● **Task description**: Repeat the listing exactly as given, omitting every image.

● **Raw records**:
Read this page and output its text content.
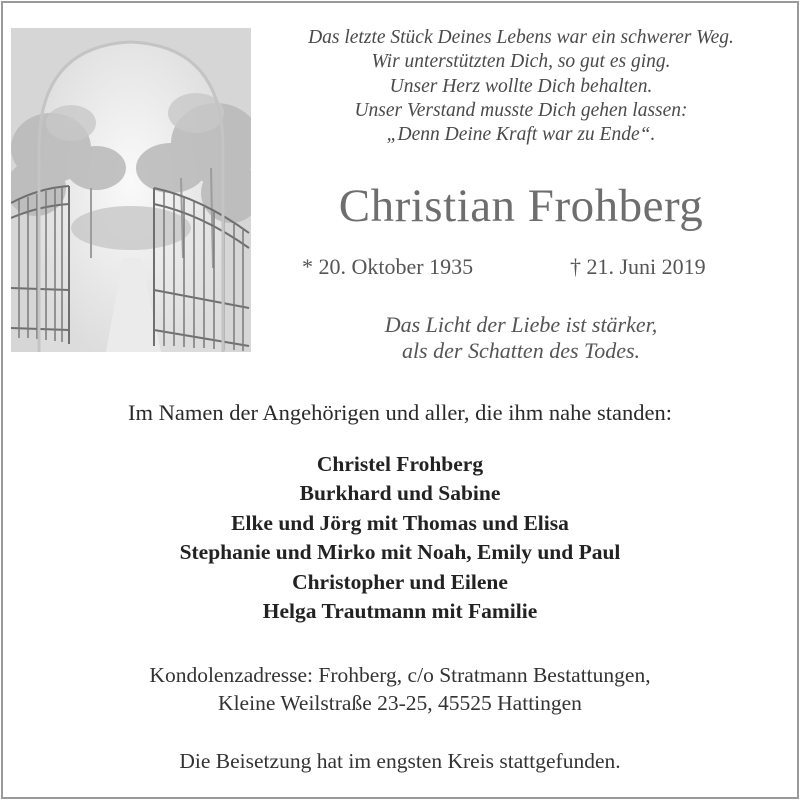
Das letzte Stück Deines Lebens war ein schwerer Weg.
Wir unterstützten Dich, so gut es ging.
Unser Herz wollte Dich behalten.
Unser Verstand musste Dich gehen lassen:
„Denn Deine Kraft war zu Ende“.
Christian Frohberg
* 20. Oktober 1935	† 21. Juni 2019
Das Licht der Liebe ist stärker,
als der Schatten des Todes.
Im Namen der Angehörigen und aller, die ihm nahe standen:
Christel Frohberg
Burkhard und Sabine
Elke und Jörg mit Thomas und Elisa
Stephanie und Mirko mit Noah, Emily und Paul
Christopher und Eilene
Helga Trautmann mit Familie
Kondolenzadresse: Frohberg, c/o Stratmann Bestattungen,
Kleine Weilstraße 23-25, 45525 Hattingen
Die Beisetzung hat im engsten Kreis stattgefunden.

● **The reply**:
Read this page and output its text content.
Das letzte Stück Deines Lebens war ein schwerer Weg.
Wir unterstützten Dich, so gut es ging.
Unser Herz wollte Dich behalten.
Unser Verstand musste Dich gehen lassen:
„Denn Deine Kraft war zu Ende“.
Christian Frohberg
* 20. Oktober 1935	† 21. Juni 2019
Das Licht der Liebe ist stärker,
als der Schatten des Todes.
Im Namen der Angehörigen und aller, die ihm nahe standen:
Christel Frohberg
Burkhard und Sabine
Elke und Jörg mit Thomas und Elisa
Stephanie und Mirko mit Noah, Emily und Paul
Christopher und Eilene
Helga Trautmann mit Familie
Kondolenzadresse: Frohberg, c/o Stratmann Bestattungen,
Kleine Weilstraße 23-25, 45525 Hattingen
Die Beisetzung hat im engsten Kreis stattgefunden.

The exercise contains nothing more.